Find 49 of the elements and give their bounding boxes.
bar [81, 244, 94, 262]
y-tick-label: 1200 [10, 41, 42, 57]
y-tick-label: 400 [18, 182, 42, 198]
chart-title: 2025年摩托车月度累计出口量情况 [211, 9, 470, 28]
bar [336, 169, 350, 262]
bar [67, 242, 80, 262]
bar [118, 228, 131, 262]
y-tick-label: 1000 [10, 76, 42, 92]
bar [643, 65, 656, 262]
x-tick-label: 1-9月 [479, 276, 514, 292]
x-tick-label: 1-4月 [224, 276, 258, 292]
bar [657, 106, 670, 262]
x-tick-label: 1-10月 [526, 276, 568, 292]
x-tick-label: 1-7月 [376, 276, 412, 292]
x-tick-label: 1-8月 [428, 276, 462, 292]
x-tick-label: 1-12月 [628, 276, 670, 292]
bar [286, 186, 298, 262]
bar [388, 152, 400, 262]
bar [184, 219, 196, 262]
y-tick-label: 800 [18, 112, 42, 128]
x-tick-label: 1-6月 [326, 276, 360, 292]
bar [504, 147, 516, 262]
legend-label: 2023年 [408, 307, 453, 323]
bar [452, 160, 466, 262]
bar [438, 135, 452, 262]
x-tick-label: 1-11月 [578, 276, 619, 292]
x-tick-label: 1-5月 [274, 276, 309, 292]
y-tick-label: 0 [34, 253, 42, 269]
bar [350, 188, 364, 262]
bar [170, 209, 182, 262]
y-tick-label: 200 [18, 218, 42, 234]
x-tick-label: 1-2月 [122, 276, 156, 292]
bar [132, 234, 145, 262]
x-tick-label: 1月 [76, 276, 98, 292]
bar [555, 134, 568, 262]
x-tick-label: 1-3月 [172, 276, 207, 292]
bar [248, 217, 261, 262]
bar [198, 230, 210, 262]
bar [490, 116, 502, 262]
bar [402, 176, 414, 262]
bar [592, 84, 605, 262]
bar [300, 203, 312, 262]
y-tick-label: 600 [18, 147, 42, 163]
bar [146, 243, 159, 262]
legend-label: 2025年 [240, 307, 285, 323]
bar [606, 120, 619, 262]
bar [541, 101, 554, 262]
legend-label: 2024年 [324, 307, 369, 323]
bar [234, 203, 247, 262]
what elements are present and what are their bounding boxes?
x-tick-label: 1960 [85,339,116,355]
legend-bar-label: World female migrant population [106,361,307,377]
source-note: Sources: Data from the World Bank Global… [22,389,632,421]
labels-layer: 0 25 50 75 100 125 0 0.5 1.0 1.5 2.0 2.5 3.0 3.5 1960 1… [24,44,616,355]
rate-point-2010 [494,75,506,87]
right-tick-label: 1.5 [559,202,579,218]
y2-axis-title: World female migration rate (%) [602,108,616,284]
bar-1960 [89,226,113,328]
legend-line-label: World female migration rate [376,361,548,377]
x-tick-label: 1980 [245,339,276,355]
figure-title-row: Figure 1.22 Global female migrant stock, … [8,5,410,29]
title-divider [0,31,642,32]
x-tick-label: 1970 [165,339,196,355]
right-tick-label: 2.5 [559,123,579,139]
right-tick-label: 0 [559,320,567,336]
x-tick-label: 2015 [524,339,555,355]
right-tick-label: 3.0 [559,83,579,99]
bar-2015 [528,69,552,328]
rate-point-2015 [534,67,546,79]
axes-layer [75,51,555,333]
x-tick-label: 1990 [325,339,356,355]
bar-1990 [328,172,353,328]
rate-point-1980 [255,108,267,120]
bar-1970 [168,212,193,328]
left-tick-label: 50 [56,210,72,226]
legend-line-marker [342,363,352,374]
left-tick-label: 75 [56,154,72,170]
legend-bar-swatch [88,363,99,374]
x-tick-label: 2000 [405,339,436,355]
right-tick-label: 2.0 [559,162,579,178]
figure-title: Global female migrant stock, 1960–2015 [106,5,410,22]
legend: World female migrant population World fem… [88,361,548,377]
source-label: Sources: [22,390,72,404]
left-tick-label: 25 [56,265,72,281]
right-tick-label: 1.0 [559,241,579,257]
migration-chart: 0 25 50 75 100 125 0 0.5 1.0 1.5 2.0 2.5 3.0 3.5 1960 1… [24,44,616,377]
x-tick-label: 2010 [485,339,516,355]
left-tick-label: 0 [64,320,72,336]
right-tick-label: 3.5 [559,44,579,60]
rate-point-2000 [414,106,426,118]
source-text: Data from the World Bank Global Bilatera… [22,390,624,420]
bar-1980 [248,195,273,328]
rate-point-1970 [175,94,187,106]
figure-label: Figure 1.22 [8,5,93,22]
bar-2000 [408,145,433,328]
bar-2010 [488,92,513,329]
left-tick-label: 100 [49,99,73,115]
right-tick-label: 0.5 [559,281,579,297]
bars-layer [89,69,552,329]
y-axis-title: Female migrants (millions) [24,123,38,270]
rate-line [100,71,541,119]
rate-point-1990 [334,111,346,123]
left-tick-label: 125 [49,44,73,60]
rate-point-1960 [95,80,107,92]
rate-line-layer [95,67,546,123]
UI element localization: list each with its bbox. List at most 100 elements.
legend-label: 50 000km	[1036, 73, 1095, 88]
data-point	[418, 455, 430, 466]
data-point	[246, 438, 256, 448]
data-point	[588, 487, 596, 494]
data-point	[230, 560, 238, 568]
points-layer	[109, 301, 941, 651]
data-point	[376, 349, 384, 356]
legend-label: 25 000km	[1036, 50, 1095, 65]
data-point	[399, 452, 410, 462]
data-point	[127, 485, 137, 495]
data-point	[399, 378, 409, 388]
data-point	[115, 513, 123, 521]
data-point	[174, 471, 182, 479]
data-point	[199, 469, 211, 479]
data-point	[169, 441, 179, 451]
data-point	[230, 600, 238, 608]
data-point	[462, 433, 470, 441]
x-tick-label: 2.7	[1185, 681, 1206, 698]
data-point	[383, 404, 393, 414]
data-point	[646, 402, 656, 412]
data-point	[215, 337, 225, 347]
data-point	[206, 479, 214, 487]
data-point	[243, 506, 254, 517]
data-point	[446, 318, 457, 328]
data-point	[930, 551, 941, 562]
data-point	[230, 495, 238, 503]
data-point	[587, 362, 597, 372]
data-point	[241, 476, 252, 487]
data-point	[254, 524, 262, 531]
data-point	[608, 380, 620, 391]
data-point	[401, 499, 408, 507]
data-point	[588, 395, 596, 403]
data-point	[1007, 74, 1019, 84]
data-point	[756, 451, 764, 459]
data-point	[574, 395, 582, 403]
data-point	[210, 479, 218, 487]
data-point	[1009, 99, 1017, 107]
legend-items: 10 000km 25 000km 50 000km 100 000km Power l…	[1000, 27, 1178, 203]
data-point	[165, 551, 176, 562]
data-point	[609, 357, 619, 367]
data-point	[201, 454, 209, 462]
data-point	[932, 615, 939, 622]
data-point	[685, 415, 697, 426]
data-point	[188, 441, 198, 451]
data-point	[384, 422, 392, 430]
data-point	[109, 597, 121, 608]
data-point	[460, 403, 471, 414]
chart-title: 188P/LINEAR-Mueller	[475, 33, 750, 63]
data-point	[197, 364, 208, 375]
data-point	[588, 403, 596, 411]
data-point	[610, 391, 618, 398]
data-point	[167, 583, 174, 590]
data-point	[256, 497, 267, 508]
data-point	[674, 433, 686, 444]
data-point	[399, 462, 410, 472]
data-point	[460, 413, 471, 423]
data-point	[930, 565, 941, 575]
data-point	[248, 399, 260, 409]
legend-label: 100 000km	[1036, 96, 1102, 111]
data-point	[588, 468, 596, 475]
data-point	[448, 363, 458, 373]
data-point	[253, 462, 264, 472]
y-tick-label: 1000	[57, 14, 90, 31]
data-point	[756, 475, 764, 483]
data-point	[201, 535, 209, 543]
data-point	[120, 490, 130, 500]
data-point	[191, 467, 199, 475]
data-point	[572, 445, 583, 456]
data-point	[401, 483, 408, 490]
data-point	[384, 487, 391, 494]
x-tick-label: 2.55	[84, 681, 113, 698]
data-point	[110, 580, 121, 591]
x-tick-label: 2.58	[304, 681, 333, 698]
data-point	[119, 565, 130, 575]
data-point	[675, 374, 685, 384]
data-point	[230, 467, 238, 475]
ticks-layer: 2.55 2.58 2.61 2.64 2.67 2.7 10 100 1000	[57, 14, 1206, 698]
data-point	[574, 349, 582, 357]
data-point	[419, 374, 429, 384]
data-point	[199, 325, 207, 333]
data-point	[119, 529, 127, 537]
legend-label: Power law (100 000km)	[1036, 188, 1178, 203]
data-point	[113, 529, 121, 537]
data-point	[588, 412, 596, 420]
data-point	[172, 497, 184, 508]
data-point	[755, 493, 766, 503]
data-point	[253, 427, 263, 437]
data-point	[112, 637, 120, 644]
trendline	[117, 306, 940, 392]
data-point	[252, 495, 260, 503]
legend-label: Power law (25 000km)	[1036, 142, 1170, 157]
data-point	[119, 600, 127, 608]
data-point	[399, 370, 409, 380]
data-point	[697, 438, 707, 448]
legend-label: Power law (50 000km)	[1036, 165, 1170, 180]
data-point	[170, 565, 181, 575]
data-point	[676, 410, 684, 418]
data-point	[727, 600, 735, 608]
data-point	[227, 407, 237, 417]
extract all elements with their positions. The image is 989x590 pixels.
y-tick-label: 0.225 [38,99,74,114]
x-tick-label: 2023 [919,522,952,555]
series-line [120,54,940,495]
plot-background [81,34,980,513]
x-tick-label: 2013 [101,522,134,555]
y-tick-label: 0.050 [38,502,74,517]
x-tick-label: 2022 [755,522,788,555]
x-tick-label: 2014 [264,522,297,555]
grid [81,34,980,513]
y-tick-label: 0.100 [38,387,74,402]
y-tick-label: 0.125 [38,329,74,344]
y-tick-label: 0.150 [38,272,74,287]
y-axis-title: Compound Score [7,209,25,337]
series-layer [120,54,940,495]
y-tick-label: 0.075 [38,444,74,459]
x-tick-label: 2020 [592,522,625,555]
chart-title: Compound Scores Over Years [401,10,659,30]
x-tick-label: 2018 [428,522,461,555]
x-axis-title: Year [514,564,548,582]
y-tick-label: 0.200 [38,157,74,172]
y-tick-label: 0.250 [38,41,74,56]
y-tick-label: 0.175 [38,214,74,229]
.....
Short problem: Extract verbatim every row from the first row down to the one containing "bar [118, 228, 131, 262]", inclusive.

Task solution:
Find 49 of the elements and give their bounding boxes.
bar [81, 244, 94, 262]
y-tick-label: 1200 [10, 41, 42, 57]
y-tick-label: 400 [18, 182, 42, 198]
chart-title: 2025年摩托车月度累计出口量情况 [211, 9, 470, 28]
bar [336, 169, 350, 262]
bar [67, 242, 80, 262]
bar [118, 228, 131, 262]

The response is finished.